* _To be done_: Return each entry exactly, omitting nothing.

* _Excerpted data_:
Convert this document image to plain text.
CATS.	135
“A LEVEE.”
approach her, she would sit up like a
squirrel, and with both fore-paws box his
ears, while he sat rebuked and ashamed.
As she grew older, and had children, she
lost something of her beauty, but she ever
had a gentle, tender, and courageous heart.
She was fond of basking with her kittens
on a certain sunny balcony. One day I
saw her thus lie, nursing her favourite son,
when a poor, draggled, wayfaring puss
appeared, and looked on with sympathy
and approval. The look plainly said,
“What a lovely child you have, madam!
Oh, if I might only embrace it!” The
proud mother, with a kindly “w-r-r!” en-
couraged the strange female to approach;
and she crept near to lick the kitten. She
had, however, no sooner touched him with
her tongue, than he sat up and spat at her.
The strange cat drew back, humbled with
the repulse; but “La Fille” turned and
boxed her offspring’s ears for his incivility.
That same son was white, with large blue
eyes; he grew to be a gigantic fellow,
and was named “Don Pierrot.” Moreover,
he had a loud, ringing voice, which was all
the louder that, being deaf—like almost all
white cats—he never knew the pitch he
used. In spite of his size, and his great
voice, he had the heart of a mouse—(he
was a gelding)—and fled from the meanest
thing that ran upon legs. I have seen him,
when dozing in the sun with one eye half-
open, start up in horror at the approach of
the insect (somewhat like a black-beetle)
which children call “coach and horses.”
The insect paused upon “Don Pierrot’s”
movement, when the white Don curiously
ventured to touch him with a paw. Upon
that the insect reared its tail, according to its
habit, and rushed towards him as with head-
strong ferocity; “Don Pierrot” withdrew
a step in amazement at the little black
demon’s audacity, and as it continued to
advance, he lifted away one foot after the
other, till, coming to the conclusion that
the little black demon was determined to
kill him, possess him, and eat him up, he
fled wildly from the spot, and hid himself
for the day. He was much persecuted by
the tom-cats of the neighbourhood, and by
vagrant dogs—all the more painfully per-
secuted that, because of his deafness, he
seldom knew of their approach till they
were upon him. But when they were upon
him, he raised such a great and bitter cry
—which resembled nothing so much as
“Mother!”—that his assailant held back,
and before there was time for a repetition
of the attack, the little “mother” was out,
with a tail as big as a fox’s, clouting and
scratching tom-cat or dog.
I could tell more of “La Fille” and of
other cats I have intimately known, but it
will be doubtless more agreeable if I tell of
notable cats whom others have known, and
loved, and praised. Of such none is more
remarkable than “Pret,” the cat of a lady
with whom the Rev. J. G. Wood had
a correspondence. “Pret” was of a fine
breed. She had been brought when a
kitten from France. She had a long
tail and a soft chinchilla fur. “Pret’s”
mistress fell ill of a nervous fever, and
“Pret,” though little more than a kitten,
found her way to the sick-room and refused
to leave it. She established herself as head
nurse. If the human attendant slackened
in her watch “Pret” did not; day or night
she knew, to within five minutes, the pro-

* _Exercise response_:
Convert this document image to plain text.
CATS.	135
“A LEVEE.”
approach her, she would sit up like a
squirrel, and with both fore-paws box his
ears, while he sat rebuked and ashamed.
As she grew older, and had children, she
lost something of her beauty, but she ever
had a gentle, tender, and courageous heart.
She was fond of basking with her kittens
on a certain sunny balcony. One day I
saw her thus lie, nursing her favourite son,
when a poor, draggled, wayfaring puss
appeared, and looked on with sympathy
and approval. The look plainly said,
“What a lovely child you have, madam!
Oh, if I might only embrace it!” The
proud mother, with a kindly “w-r-r!” en-
couraged the strange female to approach;
and she crept near to lick the kitten. She
had, however, no sooner touched him with
her tongue, than he sat up and spat at her.
The strange cat drew back, humbled with
the repulse; but “La Fille” turned and
boxed her offspring’s ears for his incivility.
That same son was white, with large blue
eyes; he grew to be a gigantic fellow,
and was named “Don Pierrot.” Moreover,
he had a loud, ringing voice, which was all
the louder that, being deaf—like almost all
white cats—he never knew the pitch he
used. In spite of his size, and his great
voice, he had the heart of a mouse—(he
was a gelding)—and fled from the meanest
thing that ran upon legs. I have seen him,
when dozing in the sun with one eye half-
open, start up in horror at the approach of
the insect (somewhat like a black-beetle)
which children call “coach and horses.”
The insect paused upon “Don Pierrot’s”
movement, when the white Don curiously
ventured to touch him with a paw. Upon
that the insect reared its tail, according to its
habit, and rushed towards him as with head-
strong ferocity; “Don Pierrot” withdrew
a step in amazement at the little black
demon’s audacity, and as it continued to
advance, he lifted away one foot after the
other, till, coming to the conclusion that
the little black demon was determined to
kill him, possess him, and eat him up, he
fled wildly from the spot, and hid himself
for the day. He was much persecuted by
the tom-cats of the neighbourhood, and by
vagrant dogs—all the more painfully per-
secuted that, because of his deafness, he
seldom knew of their approach till they
were upon him. But when they were upon
him, he raised such a great and bitter cry
—which resembled nothing so much as
“Mother!”—that his assailant held back,
and before there was time for a repetition
of the attack, the little “mother” was out,
with a tail as big as a fox’s, clouting and
scratching tom-cat or dog.
I could tell more of “La Fille” and of
other cats I have intimately known, but it
will be doubtless more agreeable if I tell of
notable cats whom others have known, and
loved, and praised. Of such none is more
remarkable than “Pret,” the cat of a lady
with whom the Rev. J. G. Wood had
a correspondence. “Pret” was of a fine
breed. She had been brought when a
kitten from France. She had a long
tail and a soft chinchilla fur. “Pret’s”
mistress fell ill of a nervous fever, and
“Pret,” though little more than a kitten,
found her way to the sick-room and refused
to leave it. She established herself as head
nurse. If the human attendant slackened
in her watch “Pret” did not; day or night
she knew, to within five minutes, the pro-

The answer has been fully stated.